_RECORDS SUPPLIED_
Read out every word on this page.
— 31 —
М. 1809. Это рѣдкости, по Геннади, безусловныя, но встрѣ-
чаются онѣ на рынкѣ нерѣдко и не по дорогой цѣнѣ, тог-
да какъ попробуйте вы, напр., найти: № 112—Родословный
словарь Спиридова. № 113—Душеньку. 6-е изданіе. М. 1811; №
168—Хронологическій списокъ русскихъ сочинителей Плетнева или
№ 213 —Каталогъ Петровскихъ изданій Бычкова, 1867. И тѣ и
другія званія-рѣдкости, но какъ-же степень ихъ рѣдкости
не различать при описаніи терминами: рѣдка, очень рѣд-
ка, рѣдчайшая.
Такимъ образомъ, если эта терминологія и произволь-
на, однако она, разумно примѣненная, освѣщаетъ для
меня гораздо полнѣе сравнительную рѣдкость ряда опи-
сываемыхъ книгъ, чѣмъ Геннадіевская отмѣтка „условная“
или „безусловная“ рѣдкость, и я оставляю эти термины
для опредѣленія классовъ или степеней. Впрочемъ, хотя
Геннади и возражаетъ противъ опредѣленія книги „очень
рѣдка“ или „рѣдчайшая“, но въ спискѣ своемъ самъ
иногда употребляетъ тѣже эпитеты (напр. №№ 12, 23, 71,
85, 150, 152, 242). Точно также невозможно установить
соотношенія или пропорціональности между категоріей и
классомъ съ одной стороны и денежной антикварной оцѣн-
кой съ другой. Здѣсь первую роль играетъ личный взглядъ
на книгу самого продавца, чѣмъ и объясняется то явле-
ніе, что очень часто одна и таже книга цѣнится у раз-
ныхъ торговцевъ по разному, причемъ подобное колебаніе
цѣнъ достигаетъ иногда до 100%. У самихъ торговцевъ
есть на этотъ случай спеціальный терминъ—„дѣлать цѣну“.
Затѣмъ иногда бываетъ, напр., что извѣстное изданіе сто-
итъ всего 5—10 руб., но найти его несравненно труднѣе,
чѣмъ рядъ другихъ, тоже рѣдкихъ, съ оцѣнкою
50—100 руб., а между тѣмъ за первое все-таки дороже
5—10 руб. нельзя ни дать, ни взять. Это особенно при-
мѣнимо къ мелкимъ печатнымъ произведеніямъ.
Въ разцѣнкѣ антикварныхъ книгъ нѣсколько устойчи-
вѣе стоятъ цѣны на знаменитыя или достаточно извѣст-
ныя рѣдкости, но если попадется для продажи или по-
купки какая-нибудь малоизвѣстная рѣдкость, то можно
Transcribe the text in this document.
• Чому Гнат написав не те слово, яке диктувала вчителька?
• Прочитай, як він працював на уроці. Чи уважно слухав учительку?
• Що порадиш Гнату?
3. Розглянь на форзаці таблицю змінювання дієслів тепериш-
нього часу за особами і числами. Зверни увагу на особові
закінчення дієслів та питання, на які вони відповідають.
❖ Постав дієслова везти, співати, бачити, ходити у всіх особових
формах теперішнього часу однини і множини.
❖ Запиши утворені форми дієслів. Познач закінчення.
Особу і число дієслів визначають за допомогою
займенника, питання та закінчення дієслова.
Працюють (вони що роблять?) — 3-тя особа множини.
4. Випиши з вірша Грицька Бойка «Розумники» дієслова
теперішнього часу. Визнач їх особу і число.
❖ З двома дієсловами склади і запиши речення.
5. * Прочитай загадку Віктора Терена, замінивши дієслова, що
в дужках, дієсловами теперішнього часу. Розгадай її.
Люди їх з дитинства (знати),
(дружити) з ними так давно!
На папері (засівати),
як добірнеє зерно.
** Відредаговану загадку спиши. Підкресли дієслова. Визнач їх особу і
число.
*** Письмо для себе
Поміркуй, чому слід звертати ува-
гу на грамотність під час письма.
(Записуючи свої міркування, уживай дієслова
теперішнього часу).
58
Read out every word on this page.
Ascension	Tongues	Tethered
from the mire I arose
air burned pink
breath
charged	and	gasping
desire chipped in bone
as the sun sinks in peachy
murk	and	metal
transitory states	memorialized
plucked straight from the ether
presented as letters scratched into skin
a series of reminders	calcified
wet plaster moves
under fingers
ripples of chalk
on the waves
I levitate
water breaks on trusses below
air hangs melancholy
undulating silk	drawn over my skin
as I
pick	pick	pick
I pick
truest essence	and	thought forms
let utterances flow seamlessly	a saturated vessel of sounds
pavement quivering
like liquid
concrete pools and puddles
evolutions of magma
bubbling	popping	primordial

_SHORT TASK_
Track down every line with the word "skin" and copy it.

_OUTPUT FOR THIS TASK_
presented as letters scratched into skin
undulating silk	drawn over my skin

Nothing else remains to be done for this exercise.